— Start of PROVIDED MATERIAL —

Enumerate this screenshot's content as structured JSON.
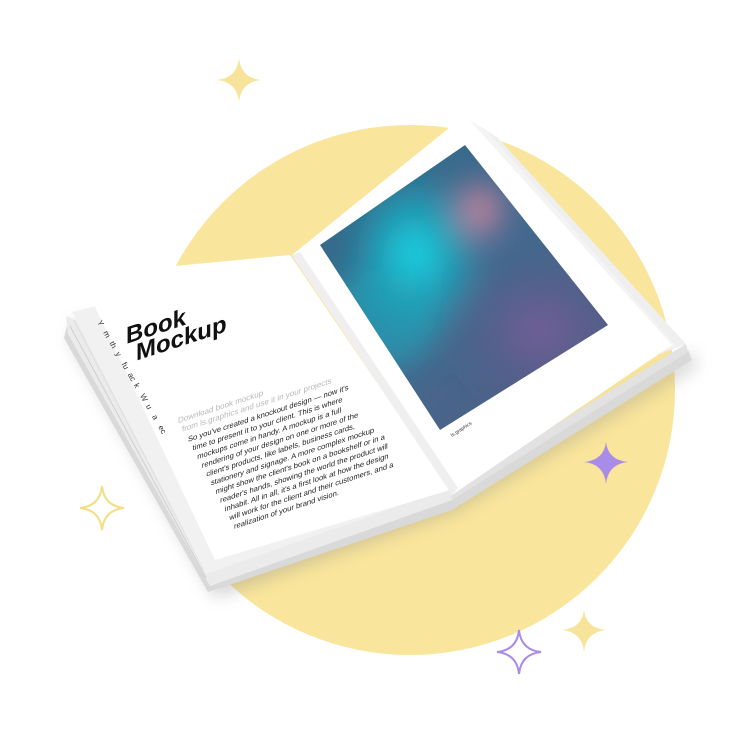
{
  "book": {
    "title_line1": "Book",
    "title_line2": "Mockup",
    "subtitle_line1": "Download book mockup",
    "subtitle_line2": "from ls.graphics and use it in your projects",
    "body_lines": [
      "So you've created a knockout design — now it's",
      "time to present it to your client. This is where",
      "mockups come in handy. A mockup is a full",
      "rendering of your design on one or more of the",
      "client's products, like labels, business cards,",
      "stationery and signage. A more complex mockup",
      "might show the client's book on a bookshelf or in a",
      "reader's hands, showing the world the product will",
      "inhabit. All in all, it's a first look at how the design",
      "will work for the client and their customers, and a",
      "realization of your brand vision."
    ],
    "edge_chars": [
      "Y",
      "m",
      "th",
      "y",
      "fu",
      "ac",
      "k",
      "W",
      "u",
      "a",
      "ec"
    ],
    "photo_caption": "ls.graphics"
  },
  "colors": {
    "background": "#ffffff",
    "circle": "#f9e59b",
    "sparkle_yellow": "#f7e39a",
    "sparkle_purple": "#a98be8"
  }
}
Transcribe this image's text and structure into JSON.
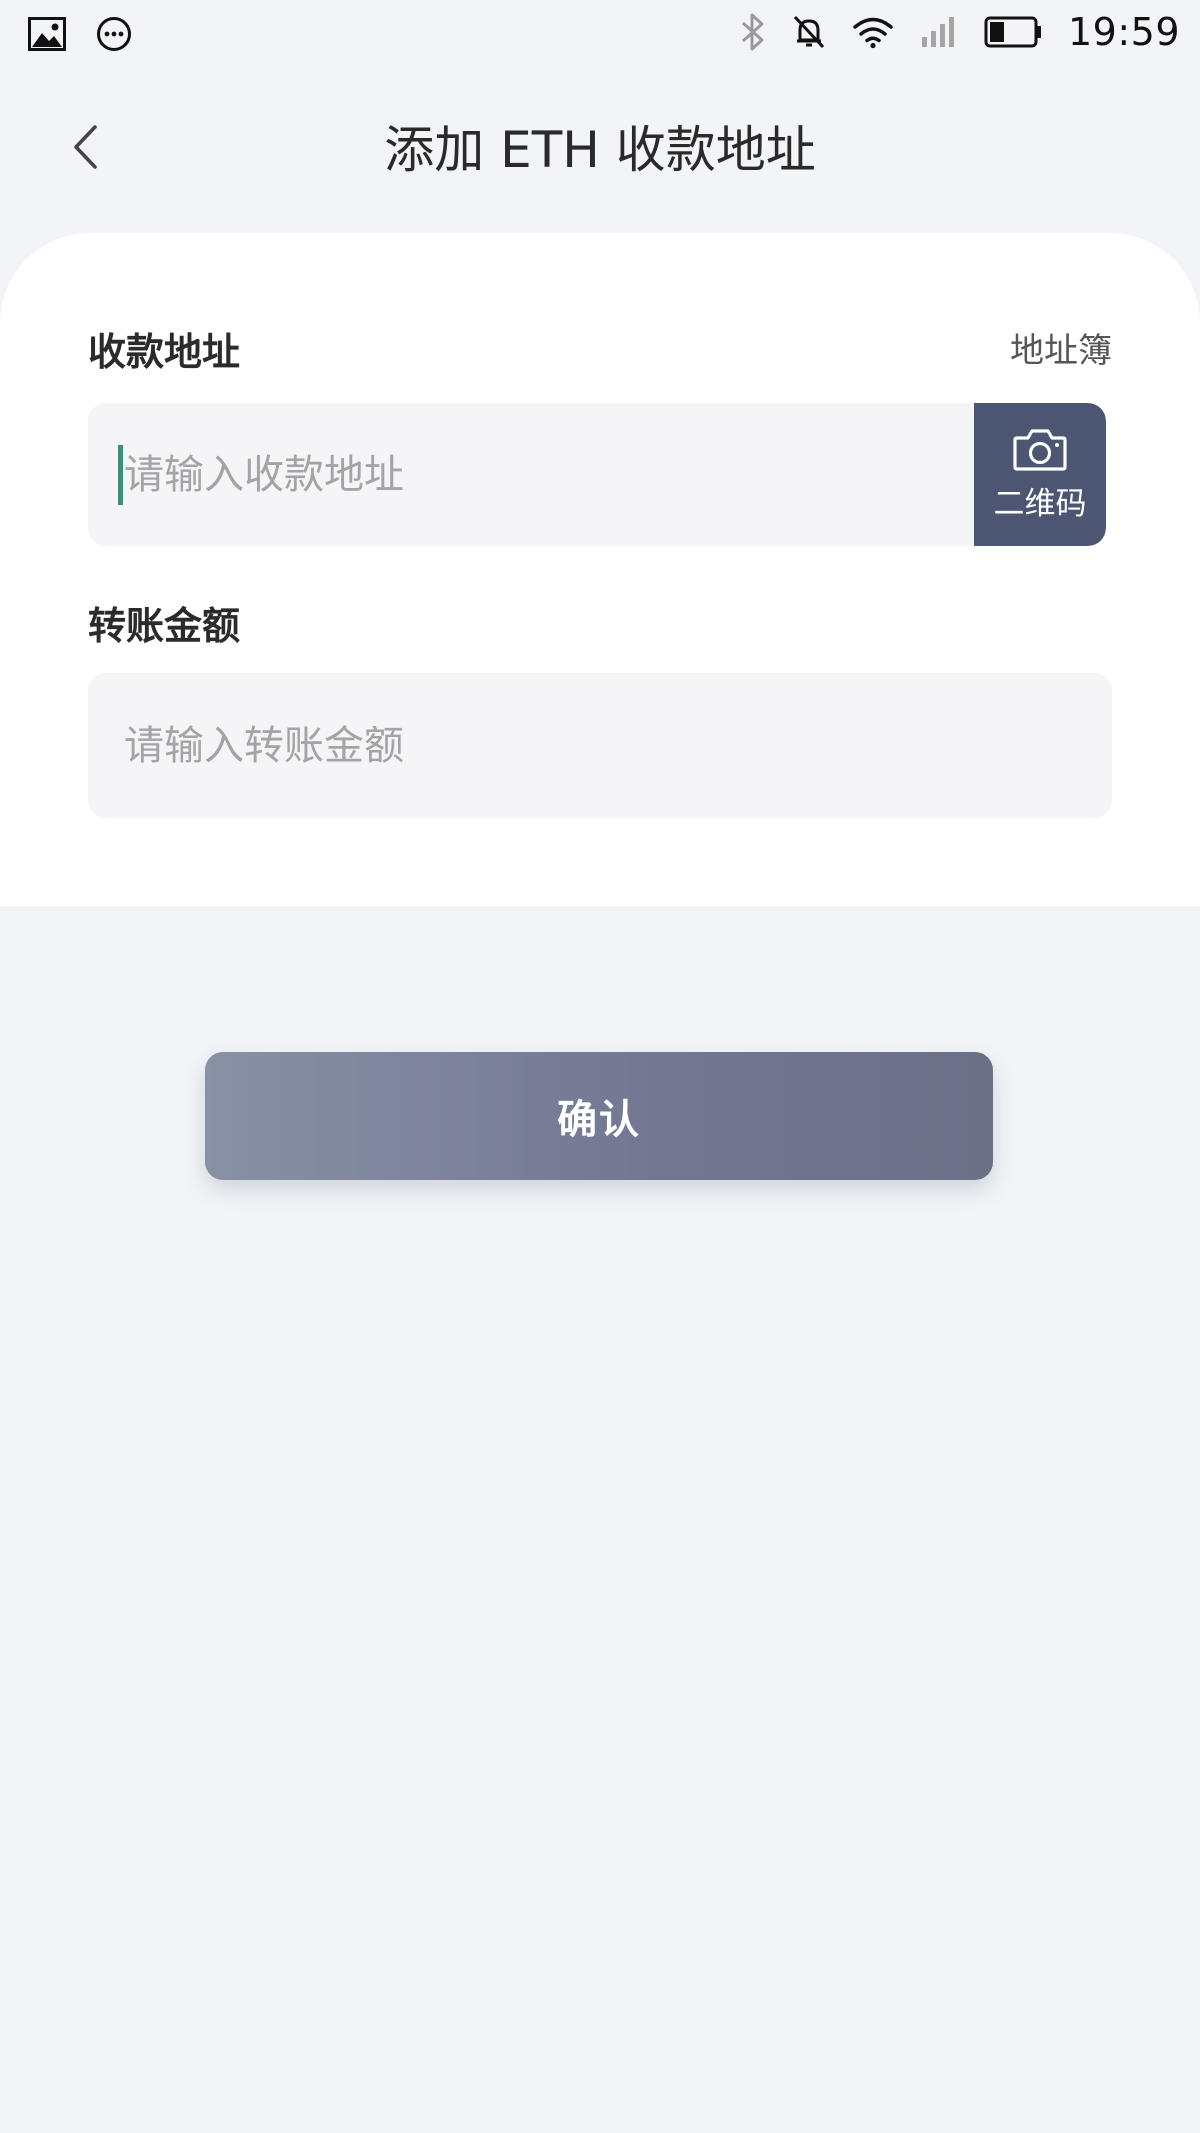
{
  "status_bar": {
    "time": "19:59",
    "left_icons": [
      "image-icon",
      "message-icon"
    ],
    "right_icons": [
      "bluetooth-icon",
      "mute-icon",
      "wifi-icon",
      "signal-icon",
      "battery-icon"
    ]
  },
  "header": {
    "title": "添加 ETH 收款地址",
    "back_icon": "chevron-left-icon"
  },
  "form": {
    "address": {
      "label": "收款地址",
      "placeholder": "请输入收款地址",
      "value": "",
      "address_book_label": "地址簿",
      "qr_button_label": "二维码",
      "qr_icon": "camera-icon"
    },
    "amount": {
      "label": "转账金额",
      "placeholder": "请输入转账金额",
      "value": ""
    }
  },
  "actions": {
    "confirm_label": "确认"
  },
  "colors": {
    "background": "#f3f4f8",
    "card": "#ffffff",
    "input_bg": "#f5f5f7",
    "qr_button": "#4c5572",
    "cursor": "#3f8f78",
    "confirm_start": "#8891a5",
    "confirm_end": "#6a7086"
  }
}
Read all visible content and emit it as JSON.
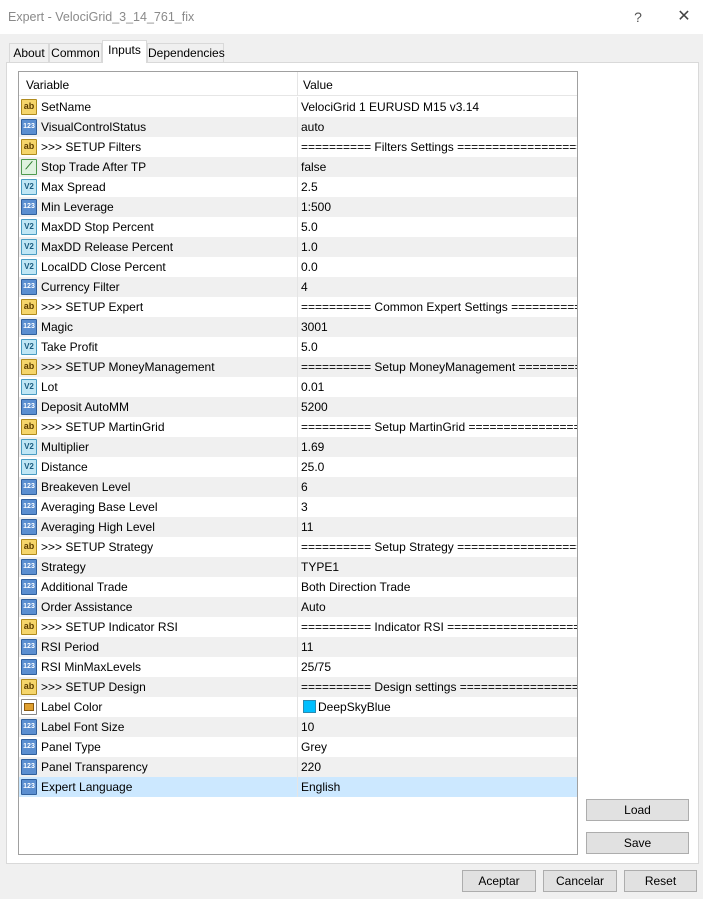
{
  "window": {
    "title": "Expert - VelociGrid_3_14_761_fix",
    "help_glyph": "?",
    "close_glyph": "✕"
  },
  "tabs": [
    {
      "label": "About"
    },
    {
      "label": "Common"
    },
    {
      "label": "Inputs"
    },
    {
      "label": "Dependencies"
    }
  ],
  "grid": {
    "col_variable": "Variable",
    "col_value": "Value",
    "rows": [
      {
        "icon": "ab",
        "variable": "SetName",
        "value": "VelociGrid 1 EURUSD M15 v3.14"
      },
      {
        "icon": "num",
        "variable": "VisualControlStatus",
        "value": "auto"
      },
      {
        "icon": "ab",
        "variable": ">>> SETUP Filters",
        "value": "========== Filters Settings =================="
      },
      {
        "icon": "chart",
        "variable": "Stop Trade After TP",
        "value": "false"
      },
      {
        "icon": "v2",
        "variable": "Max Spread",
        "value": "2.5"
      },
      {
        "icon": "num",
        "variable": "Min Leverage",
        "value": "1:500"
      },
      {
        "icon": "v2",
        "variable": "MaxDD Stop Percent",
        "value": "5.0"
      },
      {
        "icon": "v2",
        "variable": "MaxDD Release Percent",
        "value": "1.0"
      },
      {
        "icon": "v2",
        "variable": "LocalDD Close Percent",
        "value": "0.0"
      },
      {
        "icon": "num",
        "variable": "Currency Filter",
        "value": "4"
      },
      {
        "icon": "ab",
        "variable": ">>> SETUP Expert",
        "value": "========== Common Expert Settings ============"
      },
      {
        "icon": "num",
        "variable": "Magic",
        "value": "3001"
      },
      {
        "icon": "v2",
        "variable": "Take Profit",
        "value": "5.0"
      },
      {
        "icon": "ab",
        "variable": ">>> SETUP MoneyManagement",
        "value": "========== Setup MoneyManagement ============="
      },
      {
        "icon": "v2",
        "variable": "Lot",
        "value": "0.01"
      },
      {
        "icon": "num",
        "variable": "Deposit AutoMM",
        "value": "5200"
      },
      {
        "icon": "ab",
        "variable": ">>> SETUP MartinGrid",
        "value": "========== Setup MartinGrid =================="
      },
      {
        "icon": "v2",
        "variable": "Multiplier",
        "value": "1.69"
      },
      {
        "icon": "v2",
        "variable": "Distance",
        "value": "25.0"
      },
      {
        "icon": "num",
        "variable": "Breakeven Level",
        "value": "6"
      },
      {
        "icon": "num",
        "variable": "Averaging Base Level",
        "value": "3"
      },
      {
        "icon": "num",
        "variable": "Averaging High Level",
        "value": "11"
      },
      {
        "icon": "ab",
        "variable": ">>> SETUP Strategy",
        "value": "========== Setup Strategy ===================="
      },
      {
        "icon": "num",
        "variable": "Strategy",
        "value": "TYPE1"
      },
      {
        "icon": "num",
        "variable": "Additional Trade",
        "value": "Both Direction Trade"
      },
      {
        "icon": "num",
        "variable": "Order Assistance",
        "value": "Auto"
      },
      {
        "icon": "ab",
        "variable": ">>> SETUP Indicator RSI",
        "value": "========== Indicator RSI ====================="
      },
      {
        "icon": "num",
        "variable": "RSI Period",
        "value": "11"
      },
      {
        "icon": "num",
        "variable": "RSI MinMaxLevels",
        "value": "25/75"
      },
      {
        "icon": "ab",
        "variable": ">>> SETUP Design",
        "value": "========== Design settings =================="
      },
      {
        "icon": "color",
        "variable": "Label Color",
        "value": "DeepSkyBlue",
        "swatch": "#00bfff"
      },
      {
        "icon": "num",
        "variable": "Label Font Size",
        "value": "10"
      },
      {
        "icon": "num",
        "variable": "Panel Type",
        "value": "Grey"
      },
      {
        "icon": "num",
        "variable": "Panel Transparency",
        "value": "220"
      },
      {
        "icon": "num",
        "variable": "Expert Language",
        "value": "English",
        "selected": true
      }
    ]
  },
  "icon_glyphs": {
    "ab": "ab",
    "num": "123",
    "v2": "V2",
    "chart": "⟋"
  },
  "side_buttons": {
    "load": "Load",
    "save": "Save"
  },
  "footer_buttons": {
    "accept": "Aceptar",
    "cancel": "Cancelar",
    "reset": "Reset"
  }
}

— End of PROVIDED MATERIAL —

__GIVEN PROBLEM__: All of the material above is to be copied exactly, except for its images.

__REPLY__:
Enumerate this screenshot's content as structured JSON.
{
  "book": {
    "title_line1": "Book",
    "title_line2": "Mockup",
    "subtitle_line1": "Download book mockup",
    "subtitle_line2": "from ls.graphics and use it in your projects",
    "body_lines": [
      "So you've created a knockout design — now it's",
      "time to present it to your client. This is where",
      "mockups come in handy. A mockup is a full",
      "rendering of your design on one or more of the",
      "client's products, like labels, business cards,",
      "stationery and signage. A more complex mockup",
      "might show the client's book on a bookshelf or in a",
      "reader's hands, showing the world the product will",
      "inhabit. All in all, it's a first look at how the design",
      "will work for the client and their customers, and a",
      "realization of your brand vision."
    ],
    "edge_chars": [
      "Y",
      "m",
      "th",
      "y",
      "fu",
      "ac",
      "k",
      "W",
      "u",
      "a",
      "ec"
    ],
    "photo_caption": "ls.graphics"
  },
  "colors": {
    "background": "#ffffff",
    "circle": "#f9e59b",
    "sparkle_yellow": "#f7e39a",
    "sparkle_purple": "#a98be8"
  }
}
Transcribe this image's text and structure into JSON.
{
  "status_bar": {
    "time": "19:59",
    "left_icons": [
      "image-icon",
      "message-icon"
    ],
    "right_icons": [
      "bluetooth-icon",
      "mute-icon",
      "wifi-icon",
      "signal-icon",
      "battery-icon"
    ]
  },
  "header": {
    "title": "添加 ETH 收款地址",
    "back_icon": "chevron-left-icon"
  },
  "form": {
    "address": {
      "label": "收款地址",
      "placeholder": "请输入收款地址",
      "value": "",
      "address_book_label": "地址簿",
      "qr_button_label": "二维码",
      "qr_icon": "camera-icon"
    },
    "amount": {
      "label": "转账金额",
      "placeholder": "请输入转账金额",
      "value": ""
    }
  },
  "actions": {
    "confirm_label": "确认"
  },
  "colors": {
    "background": "#f3f4f8",
    "card": "#ffffff",
    "input_bg": "#f5f5f7",
    "qr_button": "#4c5572",
    "cursor": "#3f8f78",
    "confirm_start": "#8891a5",
    "confirm_end": "#6a7086"
  }
}
Read all visible content and emit it as JSON.
{
  "window": {
    "title": "Expert - VelociGrid_3_14_761_fix",
    "help_glyph": "?",
    "close_glyph": "✕"
  },
  "tabs": [
    {
      "label": "About"
    },
    {
      "label": "Common"
    },
    {
      "label": "Inputs"
    },
    {
      "label": "Dependencies"
    }
  ],
  "grid": {
    "col_variable": "Variable",
    "col_value": "Value",
    "rows": [
      {
        "icon": "ab",
        "variable": "SetName",
        "value": "VelociGrid 1 EURUSD M15 v3.14"
      },
      {
        "icon": "num",
        "variable": "VisualControlStatus",
        "value": "auto"
      },
      {
        "icon": "ab",
        "variable": ">>> SETUP Filters",
        "value": "========== Filters Settings =================="
      },
      {
        "icon": "chart",
        "variable": "Stop Trade After TP",
        "value": "false"
      },
      {
        "icon": "v2",
        "variable": "Max Spread",
        "value": "2.5"
      },
      {
        "icon": "num",
        "variable": "Min Leverage",
        "value": "1:500"
      },
      {
        "icon": "v2",
        "variable": "MaxDD Stop Percent",
        "value": "5.0"
      },
      {
        "icon": "v2",
        "variable": "MaxDD Release Percent",
        "value": "1.0"
      },
      {
        "icon": "v2",
        "variable": "LocalDD Close Percent",
        "value": "0.0"
      },
      {
        "icon": "num",
        "variable": "Currency Filter",
        "value": "4"
      },
      {
        "icon": "ab",
        "variable": ">>> SETUP Expert",
        "value": "========== Common Expert Settings ============"
      },
      {
        "icon": "num",
        "variable": "Magic",
        "value": "3001"
      },
      {
        "icon": "v2",
        "variable": "Take Profit",
        "value": "5.0"
      },
      {
        "icon": "ab",
        "variable": ">>> SETUP MoneyManagement",
        "value": "========== Setup MoneyManagement ============="
      },
      {
        "icon": "v2",
        "variable": "Lot",
        "value": "0.01"
      },
      {
        "icon": "num",
        "variable": "Deposit AutoMM",
        "value": "5200"
      },
      {
        "icon": "ab",
        "variable": ">>> SETUP MartinGrid",
        "value": "========== Setup MartinGrid =================="
      },
      {
        "icon": "v2",
        "variable": "Multiplier",
        "value": "1.69"
      },
      {
        "icon": "v2",
        "variable": "Distance",
        "value": "25.0"
      },
      {
        "icon": "num",
        "variable": "Breakeven Level",
        "value": "6"
      },
      {
        "icon": "num",
        "variable": "Averaging Base Level",
        "value": "3"
      },
      {
        "icon": "num",
        "variable": "Averaging High Level",
        "value": "11"
      },
      {
        "icon": "ab",
        "variable": ">>> SETUP Strategy",
        "value": "========== Setup Strategy ===================="
      },
      {
        "icon": "num",
        "variable": "Strategy",
        "value": "TYPE1"
      },
      {
        "icon": "num",
        "variable": "Additional Trade",
        "value": "Both Direction Trade"
      },
      {
        "icon": "num",
        "variable": "Order Assistance",
        "value": "Auto"
      },
      {
        "icon": "ab",
        "variable": ">>> SETUP Indicator RSI",
        "value": "========== Indicator RSI ====================="
      },
      {
        "icon": "num",
        "variable": "RSI Period",
        "value": "11"
      },
      {
        "icon": "num",
        "variable": "RSI MinMaxLevels",
        "value": "25/75"
      },
      {
        "icon": "ab",
        "variable": ">>> SETUP Design",
        "value": "========== Design settings =================="
      },
      {
        "icon": "color",
        "variable": "Label Color",
        "value": "DeepSkyBlue",
        "swatch": "#00bfff"
      },
      {
        "icon": "num",
        "variable": "Label Font Size",
        "value": "10"
      },
      {
        "icon": "num",
        "variable": "Panel Type",
        "value": "Grey"
      },
      {
        "icon": "num",
        "variable": "Panel Transparency",
        "value": "220"
      },
      {
        "icon": "num",
        "variable": "Expert Language",
        "value": "English",
        "selected": true
      }
    ]
  },
  "icon_glyphs": {
    "ab": "ab",
    "num": "123",
    "v2": "V2",
    "chart": "⟋"
  },
  "side_buttons": {
    "load": "Load",
    "save": "Save"
  },
  "footer_buttons": {
    "accept": "Aceptar",
    "cancel": "Cancelar",
    "reset": "Reset"
  }
}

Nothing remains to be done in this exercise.